▶ _Task to carry out_: Please copy all the lines that follow, word for word.

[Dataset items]
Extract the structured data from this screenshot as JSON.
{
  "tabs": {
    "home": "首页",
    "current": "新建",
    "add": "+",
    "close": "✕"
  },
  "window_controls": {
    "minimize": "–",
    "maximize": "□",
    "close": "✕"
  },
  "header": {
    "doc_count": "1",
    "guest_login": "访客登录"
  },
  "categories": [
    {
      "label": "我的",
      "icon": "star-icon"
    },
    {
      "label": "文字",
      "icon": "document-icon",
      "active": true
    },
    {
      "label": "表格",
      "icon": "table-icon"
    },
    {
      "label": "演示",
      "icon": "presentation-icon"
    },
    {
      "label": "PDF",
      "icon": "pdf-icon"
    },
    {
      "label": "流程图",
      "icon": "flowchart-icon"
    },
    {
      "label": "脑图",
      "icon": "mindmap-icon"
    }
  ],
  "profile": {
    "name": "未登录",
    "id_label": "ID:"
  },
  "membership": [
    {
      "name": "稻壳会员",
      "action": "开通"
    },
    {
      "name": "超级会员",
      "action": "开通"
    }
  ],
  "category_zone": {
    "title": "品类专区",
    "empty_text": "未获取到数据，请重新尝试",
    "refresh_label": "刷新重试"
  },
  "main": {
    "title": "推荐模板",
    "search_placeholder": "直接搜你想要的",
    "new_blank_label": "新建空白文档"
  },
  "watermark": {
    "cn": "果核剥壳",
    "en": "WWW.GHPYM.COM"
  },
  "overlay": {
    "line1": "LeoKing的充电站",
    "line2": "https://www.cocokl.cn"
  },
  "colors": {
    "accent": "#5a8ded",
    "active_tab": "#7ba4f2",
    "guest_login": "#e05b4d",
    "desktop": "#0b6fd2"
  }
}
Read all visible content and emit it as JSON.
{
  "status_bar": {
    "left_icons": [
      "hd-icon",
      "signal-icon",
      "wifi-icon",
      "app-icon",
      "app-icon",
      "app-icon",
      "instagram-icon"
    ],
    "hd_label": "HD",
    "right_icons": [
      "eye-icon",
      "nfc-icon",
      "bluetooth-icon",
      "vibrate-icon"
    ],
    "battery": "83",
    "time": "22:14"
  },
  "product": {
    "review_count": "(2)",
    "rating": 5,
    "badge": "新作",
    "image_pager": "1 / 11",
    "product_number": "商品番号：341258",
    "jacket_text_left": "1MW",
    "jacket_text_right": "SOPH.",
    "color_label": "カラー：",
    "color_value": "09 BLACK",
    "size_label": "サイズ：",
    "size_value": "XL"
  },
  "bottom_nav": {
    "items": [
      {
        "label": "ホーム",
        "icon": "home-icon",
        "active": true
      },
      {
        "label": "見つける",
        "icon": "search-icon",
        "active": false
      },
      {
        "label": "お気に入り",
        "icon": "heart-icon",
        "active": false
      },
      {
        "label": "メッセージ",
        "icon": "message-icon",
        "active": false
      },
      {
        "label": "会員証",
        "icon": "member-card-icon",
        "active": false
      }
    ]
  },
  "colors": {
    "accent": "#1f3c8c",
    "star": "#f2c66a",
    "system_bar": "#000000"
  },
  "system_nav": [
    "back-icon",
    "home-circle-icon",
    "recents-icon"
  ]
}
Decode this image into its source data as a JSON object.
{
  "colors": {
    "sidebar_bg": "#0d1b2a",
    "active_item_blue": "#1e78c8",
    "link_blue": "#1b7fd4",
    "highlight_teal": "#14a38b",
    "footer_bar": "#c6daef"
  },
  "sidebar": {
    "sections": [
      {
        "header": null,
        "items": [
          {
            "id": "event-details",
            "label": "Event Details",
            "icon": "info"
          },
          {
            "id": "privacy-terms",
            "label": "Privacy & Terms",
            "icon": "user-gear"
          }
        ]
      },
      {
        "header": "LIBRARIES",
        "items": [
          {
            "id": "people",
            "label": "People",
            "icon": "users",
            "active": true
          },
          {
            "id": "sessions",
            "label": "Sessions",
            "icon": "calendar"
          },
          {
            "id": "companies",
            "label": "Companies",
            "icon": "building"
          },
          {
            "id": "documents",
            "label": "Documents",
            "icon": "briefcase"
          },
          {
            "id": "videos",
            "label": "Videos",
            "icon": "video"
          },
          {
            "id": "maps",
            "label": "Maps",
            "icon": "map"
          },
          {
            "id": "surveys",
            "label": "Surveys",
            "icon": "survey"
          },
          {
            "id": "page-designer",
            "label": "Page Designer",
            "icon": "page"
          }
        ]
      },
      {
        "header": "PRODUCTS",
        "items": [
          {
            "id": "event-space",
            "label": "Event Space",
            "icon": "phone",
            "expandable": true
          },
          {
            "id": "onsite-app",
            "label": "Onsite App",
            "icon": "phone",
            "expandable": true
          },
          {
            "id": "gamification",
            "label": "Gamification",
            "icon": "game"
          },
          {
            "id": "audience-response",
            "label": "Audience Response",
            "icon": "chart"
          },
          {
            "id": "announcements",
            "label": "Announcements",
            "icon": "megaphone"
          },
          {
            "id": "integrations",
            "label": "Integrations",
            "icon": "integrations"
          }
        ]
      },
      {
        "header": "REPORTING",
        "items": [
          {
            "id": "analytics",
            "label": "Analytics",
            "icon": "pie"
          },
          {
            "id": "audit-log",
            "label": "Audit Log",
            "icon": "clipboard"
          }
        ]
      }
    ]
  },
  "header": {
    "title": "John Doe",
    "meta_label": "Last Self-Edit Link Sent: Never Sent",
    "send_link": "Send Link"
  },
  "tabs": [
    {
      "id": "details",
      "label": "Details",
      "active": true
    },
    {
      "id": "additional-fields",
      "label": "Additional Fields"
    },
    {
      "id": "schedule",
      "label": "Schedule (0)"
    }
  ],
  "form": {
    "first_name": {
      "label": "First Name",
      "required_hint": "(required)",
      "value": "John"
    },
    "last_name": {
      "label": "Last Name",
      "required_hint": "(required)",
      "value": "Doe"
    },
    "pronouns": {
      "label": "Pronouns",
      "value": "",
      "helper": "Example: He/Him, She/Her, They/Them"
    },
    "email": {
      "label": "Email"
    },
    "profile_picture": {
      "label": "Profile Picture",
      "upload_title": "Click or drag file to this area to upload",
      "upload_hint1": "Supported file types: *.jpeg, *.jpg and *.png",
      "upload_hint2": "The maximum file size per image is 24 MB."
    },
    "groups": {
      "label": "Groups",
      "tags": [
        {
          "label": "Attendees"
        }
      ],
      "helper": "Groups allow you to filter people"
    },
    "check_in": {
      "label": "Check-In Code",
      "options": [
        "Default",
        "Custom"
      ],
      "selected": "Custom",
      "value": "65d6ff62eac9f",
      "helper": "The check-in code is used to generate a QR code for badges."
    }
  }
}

▶ _Solved exercise_:
Extract the structured data from this screenshot as JSON.
{
  "tabs": {
    "home": "首页",
    "current": "新建",
    "add": "+",
    "close": "✕"
  },
  "window_controls": {
    "minimize": "–",
    "maximize": "□",
    "close": "✕"
  },
  "header": {
    "doc_count": "1",
    "guest_login": "访客登录"
  },
  "categories": [
    {
      "label": "我的",
      "icon": "star-icon"
    },
    {
      "label": "文字",
      "icon": "document-icon",
      "active": true
    },
    {
      "label": "表格",
      "icon": "table-icon"
    },
    {
      "label": "演示",
      "icon": "presentation-icon"
    },
    {
      "label": "PDF",
      "icon": "pdf-icon"
    },
    {
      "label": "流程图",
      "icon": "flowchart-icon"
    },
    {
      "label": "脑图",
      "icon": "mindmap-icon"
    }
  ],
  "profile": {
    "name": "未登录",
    "id_label": "ID:"
  },
  "membership": [
    {
      "name": "稻壳会员",
      "action": "开通"
    },
    {
      "name": "超级会员",
      "action": "开通"
    }
  ],
  "category_zone": {
    "title": "品类专区",
    "empty_text": "未获取到数据，请重新尝试",
    "refresh_label": "刷新重试"
  },
  "main": {
    "title": "推荐模板",
    "search_placeholder": "直接搜你想要的",
    "new_blank_label": "新建空白文档"
  },
  "watermark": {
    "cn": "果核剥壳",
    "en": "WWW.GHPYM.COM"
  },
  "overlay": {
    "line1": "LeoKing的充电站",
    "line2": "https://www.cocokl.cn"
  },
  "colors": {
    "accent": "#5a8ded",
    "active_tab": "#7ba4f2",
    "guest_login": "#e05b4d",
    "desktop": "#0b6fd2"
  }
}
Read all visible content and emit it as JSON.
{
  "status_bar": {
    "left_icons": [
      "hd-icon",
      "signal-icon",
      "wifi-icon",
      "app-icon",
      "app-icon",
      "app-icon",
      "instagram-icon"
    ],
    "hd_label": "HD",
    "right_icons": [
      "eye-icon",
      "nfc-icon",
      "bluetooth-icon",
      "vibrate-icon"
    ],
    "battery": "83",
    "time": "22:14"
  },
  "product": {
    "review_count": "(2)",
    "rating": 5,
    "badge": "新作",
    "image_pager": "1 / 11",
    "product_number": "商品番号：341258",
    "jacket_text_left": "1MW",
    "jacket_text_right": "SOPH.",
    "color_label": "カラー：",
    "color_value": "09 BLACK",
    "size_label": "サイズ：",
    "size_value": "XL"
  },
  "bottom_nav": {
    "items": [
      {
        "label": "ホーム",
        "icon": "home-icon",
        "active": true
      },
      {
        "label": "見つける",
        "icon": "search-icon",
        "active": false
      },
      {
        "label": "お気に入り",
        "icon": "heart-icon",
        "active": false
      },
      {
        "label": "メッセージ",
        "icon": "message-icon",
        "active": false
      },
      {
        "label": "会員証",
        "icon": "member-card-icon",
        "active": false
      }
    ]
  },
  "colors": {
    "accent": "#1f3c8c",
    "star": "#f2c66a",
    "system_bar": "#000000"
  },
  "system_nav": [
    "back-icon",
    "home-circle-icon",
    "recents-icon"
  ]
}
Decode this image into its source data as a JSON object.
{
  "colors": {
    "sidebar_bg": "#0d1b2a",
    "active_item_blue": "#1e78c8",
    "link_blue": "#1b7fd4",
    "highlight_teal": "#14a38b",
    "footer_bar": "#c6daef"
  },
  "sidebar": {
    "sections": [
      {
        "header": null,
        "items": [
          {
            "id": "event-details",
            "label": "Event Details",
            "icon": "info"
          },
          {
            "id": "privacy-terms",
            "label": "Privacy & Terms",
            "icon": "user-gear"
          }
        ]
      },
      {
        "header": "LIBRARIES",
        "items": [
          {
            "id": "people",
            "label": "People",
            "icon": "users",
            "active": true
          },
          {
            "id": "sessions",
            "label": "Sessions",
            "icon": "calendar"
          },
          {
            "id": "companies",
            "label": "Companies",
            "icon": "building"
          },
          {
            "id": "documents",
            "label": "Documents",
            "icon": "briefcase"
          },
          {
            "id": "videos",
            "label": "Videos",
            "icon": "video"
          },
          {
            "id": "maps",
            "label": "Maps",
            "icon": "map"
          },
          {
            "id": "surveys",
            "label": "Surveys",
            "icon": "survey"
          },
          {
            "id": "page-designer",
            "label": "Page Designer",
            "icon": "page"
          }
        ]
      },
      {
        "header": "PRODUCTS",
        "items": [
          {
            "id": "event-space",
            "label": "Event Space",
            "icon": "phone",
            "expandable": true
          },
          {
            "id": "onsite-app",
            "label": "Onsite App",
            "icon": "phone",
            "expandable": true
          },
          {
            "id": "gamification",
            "label": "Gamification",
            "icon": "game"
          },
          {
            "id": "audience-response",
            "label": "Audience Response",
            "icon": "chart"
          },
          {
            "id": "announcements",
            "label": "Announcements",
            "icon": "megaphone"
          },
          {
            "id": "integrations",
            "label": "Integrations",
            "icon": "integrations"
          }
        ]
      },
      {
        "header": "REPORTING",
        "items": [
          {
            "id": "analytics",
            "label": "Analytics",
            "icon": "pie"
          },
          {
            "id": "audit-log",
            "label": "Audit Log",
            "icon": "clipboard"
          }
        ]
      }
    ]
  },
  "header": {
    "title": "John Doe",
    "meta_label": "Last Self-Edit Link Sent: Never Sent",
    "send_link": "Send Link"
  },
  "tabs": [
    {
      "id": "details",
      "label": "Details",
      "active": true
    },
    {
      "id": "additional-fields",
      "label": "Additional Fields"
    },
    {
      "id": "schedule",
      "label": "Schedule (0)"
    }
  ],
  "form": {
    "first_name": {
      "label": "First Name",
      "required_hint": "(required)",
      "value": "John"
    },
    "last_name": {
      "label": "Last Name",
      "required_hint": "(required)",
      "value": "Doe"
    },
    "pronouns": {
      "label": "Pronouns",
      "value": "",
      "helper": "Example: He/Him, She/Her, They/Them"
    },
    "email": {
      "label": "Email"
    },
    "profile_picture": {
      "label": "Profile Picture",
      "upload_title": "Click or drag file to this area to upload",
      "upload_hint1": "Supported file types: *.jpeg, *.jpg and *.png",
      "upload_hint2": "The maximum file size per image is 24 MB."
    },
    "groups": {
      "label": "Groups",
      "tags": [
        {
          "label": "Attendees"
        }
      ],
      "helper": "Groups allow you to filter people"
    },
    "check_in": {
      "label": "Check-In Code",
      "options": [
        "Default",
        "Custom"
      ],
      "selected": "Custom",
      "value": "65d6ff62eac9f",
      "helper": "The check-in code is used to generate a QR code for badges."
    }
  }
}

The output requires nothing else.